** BEGIN SUPPLIED DATA **

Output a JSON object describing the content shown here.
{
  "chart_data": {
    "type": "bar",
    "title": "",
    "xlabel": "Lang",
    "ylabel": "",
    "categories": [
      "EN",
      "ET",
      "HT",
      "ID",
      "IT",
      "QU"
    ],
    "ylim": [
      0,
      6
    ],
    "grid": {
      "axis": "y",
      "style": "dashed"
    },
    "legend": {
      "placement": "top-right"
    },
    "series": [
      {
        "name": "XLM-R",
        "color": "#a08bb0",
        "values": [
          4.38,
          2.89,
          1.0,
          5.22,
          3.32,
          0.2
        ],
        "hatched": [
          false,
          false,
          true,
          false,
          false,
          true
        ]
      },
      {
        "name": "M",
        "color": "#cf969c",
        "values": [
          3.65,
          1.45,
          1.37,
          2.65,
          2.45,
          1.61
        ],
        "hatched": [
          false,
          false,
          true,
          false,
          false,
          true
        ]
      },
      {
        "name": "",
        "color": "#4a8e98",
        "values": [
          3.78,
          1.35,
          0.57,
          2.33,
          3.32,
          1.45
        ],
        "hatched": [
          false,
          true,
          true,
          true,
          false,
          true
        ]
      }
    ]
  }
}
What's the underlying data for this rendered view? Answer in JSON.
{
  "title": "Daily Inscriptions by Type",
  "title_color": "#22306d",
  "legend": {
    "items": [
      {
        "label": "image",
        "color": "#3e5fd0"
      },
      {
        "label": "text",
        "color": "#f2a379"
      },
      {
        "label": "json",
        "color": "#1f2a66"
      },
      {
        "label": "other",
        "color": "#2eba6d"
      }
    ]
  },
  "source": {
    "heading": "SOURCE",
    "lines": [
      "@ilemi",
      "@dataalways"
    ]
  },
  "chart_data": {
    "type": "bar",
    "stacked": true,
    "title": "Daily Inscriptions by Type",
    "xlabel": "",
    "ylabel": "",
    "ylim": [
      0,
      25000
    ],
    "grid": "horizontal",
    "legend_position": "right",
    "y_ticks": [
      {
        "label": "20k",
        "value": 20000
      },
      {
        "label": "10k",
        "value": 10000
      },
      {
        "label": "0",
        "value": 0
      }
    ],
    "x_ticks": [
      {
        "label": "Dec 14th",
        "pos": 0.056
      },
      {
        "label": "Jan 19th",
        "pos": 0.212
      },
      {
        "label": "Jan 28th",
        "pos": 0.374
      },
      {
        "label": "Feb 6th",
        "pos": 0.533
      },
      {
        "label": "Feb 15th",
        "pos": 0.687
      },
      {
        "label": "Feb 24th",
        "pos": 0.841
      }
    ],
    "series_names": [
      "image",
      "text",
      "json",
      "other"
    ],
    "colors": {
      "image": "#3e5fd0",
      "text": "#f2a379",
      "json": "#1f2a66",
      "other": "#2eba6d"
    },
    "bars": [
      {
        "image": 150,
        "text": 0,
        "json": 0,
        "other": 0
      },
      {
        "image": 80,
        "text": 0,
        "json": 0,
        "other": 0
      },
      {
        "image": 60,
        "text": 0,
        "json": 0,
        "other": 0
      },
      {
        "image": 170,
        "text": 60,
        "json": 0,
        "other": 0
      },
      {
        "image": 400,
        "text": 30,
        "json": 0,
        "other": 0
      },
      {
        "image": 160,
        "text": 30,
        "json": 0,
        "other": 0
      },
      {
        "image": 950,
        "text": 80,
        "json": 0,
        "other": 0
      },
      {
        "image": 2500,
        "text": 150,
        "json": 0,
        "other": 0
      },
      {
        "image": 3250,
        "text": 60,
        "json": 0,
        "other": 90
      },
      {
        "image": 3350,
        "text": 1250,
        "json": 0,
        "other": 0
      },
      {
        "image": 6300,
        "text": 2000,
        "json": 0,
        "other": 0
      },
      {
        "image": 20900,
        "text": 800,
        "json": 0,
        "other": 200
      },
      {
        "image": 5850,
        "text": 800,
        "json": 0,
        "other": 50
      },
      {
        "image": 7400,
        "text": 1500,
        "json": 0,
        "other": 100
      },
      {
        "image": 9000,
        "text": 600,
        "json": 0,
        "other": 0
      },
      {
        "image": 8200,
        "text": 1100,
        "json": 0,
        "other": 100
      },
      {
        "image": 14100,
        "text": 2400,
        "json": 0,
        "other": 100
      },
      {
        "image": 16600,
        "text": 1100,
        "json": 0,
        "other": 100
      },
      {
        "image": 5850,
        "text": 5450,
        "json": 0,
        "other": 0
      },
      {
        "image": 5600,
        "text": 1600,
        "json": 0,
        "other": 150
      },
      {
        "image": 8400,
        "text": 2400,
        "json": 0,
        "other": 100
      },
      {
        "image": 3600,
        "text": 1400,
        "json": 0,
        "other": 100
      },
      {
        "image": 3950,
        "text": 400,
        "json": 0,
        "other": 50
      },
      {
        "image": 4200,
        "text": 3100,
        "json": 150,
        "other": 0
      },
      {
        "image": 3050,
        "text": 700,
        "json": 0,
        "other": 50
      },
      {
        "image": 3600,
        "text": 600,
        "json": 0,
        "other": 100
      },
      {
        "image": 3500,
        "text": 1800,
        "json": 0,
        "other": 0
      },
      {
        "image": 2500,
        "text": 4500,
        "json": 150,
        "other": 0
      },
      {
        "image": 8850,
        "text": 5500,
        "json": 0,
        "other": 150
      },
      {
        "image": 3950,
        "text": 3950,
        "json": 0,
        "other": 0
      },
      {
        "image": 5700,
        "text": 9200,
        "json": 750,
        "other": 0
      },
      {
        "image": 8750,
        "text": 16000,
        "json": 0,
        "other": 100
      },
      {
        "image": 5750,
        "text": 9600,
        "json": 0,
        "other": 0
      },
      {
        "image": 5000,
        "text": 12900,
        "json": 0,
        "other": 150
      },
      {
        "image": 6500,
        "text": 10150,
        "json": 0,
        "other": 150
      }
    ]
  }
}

** END SUPPLIED DATA **

**EXERCISE GOAL:** Extract all of the data above and output it character for character.

**FULL RESPONSE:**
Output a JSON object describing the content shown here.
{
  "chart_data": {
    "type": "bar",
    "title": "",
    "xlabel": "Lang",
    "ylabel": "",
    "categories": [
      "EN",
      "ET",
      "HT",
      "ID",
      "IT",
      "QU"
    ],
    "ylim": [
      0,
      6
    ],
    "grid": {
      "axis": "y",
      "style": "dashed"
    },
    "legend": {
      "placement": "top-right"
    },
    "series": [
      {
        "name": "XLM-R",
        "color": "#a08bb0",
        "values": [
          4.38,
          2.89,
          1.0,
          5.22,
          3.32,
          0.2
        ],
        "hatched": [
          false,
          false,
          true,
          false,
          false,
          true
        ]
      },
      {
        "name": "M",
        "color": "#cf969c",
        "values": [
          3.65,
          1.45,
          1.37,
          2.65,
          2.45,
          1.61
        ],
        "hatched": [
          false,
          false,
          true,
          false,
          false,
          true
        ]
      },
      {
        "name": "",
        "color": "#4a8e98",
        "values": [
          3.78,
          1.35,
          0.57,
          2.33,
          3.32,
          1.45
        ],
        "hatched": [
          false,
          true,
          true,
          true,
          false,
          true
        ]
      }
    ]
  }
}
What's the underlying data for this rendered view? Answer in JSON.
{
  "title": "Daily Inscriptions by Type",
  "title_color": "#22306d",
  "legend": {
    "items": [
      {
        "label": "image",
        "color": "#3e5fd0"
      },
      {
        "label": "text",
        "color": "#f2a379"
      },
      {
        "label": "json",
        "color": "#1f2a66"
      },
      {
        "label": "other",
        "color": "#2eba6d"
      }
    ]
  },
  "source": {
    "heading": "SOURCE",
    "lines": [
      "@ilemi",
      "@dataalways"
    ]
  },
  "chart_data": {
    "type": "bar",
    "stacked": true,
    "title": "Daily Inscriptions by Type",
    "xlabel": "",
    "ylabel": "",
    "ylim": [
      0,
      25000
    ],
    "grid": "horizontal",
    "legend_position": "right",
    "y_ticks": [
      {
        "label": "20k",
        "value": 20000
      },
      {
        "label": "10k",
        "value": 10000
      },
      {
        "label": "0",
        "value": 0
      }
    ],
    "x_ticks": [
      {
        "label": "Dec 14th",
        "pos": 0.056
      },
      {
        "label": "Jan 19th",
        "pos": 0.212
      },
      {
        "label": "Jan 28th",
        "pos": 0.374
      },
      {
        "label": "Feb 6th",
        "pos": 0.533
      },
      {
        "label": "Feb 15th",
        "pos": 0.687
      },
      {
        "label": "Feb 24th",
        "pos": 0.841
      }
    ],
    "series_names": [
      "image",
      "text",
      "json",
      "other"
    ],
    "colors": {
      "image": "#3e5fd0",
      "text": "#f2a379",
      "json": "#1f2a66",
      "other": "#2eba6d"
    },
    "bars": [
      {
        "image": 150,
        "text": 0,
        "json": 0,
        "other": 0
      },
      {
        "image": 80,
        "text": 0,
        "json": 0,
        "other": 0
      },
      {
        "image": 60,
        "text": 0,
        "json": 0,
        "other": 0
      },
      {
        "image": 170,
        "text": 60,
        "json": 0,
        "other": 0
      },
      {
        "image": 400,
        "text": 30,
        "json": 0,
        "other": 0
      },
      {
        "image": 160,
        "text": 30,
        "json": 0,
        "other": 0
      },
      {
        "image": 950,
        "text": 80,
        "json": 0,
        "other": 0
      },
      {
        "image": 2500,
        "text": 150,
        "json": 0,
        "other": 0
      },
      {
        "image": 3250,
        "text": 60,
        "json": 0,
        "other": 90
      },
      {
        "image": 3350,
        "text": 1250,
        "json": 0,
        "other": 0
      },
      {
        "image": 6300,
        "text": 2000,
        "json": 0,
        "other": 0
      },
      {
        "image": 20900,
        "text": 800,
        "json": 0,
        "other": 200
      },
      {
        "image": 5850,
        "text": 800,
        "json": 0,
        "other": 50
      },
      {
        "image": 7400,
        "text": 1500,
        "json": 0,
        "other": 100
      },
      {
        "image": 9000,
        "text": 600,
        "json": 0,
        "other": 0
      },
      {
        "image": 8200,
        "text": 1100,
        "json": 0,
        "other": 100
      },
      {
        "image": 14100,
        "text": 2400,
        "json": 0,
        "other": 100
      },
      {
        "image": 16600,
        "text": 1100,
        "json": 0,
        "other": 100
      },
      {
        "image": 5850,
        "text": 5450,
        "json": 0,
        "other": 0
      },
      {
        "image": 5600,
        "text": 1600,
        "json": 0,
        "other": 150
      },
      {
        "image": 8400,
        "text": 2400,
        "json": 0,
        "other": 100
      },
      {
        "image": 3600,
        "text": 1400,
        "json": 0,
        "other": 100
      },
      {
        "image": 3950,
        "text": 400,
        "json": 0,
        "other": 50
      },
      {
        "image": 4200,
        "text": 3100,
        "json": 150,
        "other": 0
      },
      {
        "image": 3050,
        "text": 700,
        "json": 0,
        "other": 50
      },
      {
        "image": 3600,
        "text": 600,
        "json": 0,
        "other": 100
      },
      {
        "image": 3500,
        "text": 1800,
        "json": 0,
        "other": 0
      },
      {
        "image": 2500,
        "text": 4500,
        "json": 150,
        "other": 0
      },
      {
        "image": 8850,
        "text": 5500,
        "json": 0,
        "other": 150
      },
      {
        "image": 3950,
        "text": 3950,
        "json": 0,
        "other": 0
      },
      {
        "image": 5700,
        "text": 9200,
        "json": 750,
        "other": 0
      },
      {
        "image": 8750,
        "text": 16000,
        "json": 0,
        "other": 100
      },
      {
        "image": 5750,
        "text": 9600,
        "json": 0,
        "other": 0
      },
      {
        "image": 5000,
        "text": 12900,
        "json": 0,
        "other": 150
      },
      {
        "image": 6500,
        "text": 10150,
        "json": 0,
        "other": 150
      }
    ]
  }
}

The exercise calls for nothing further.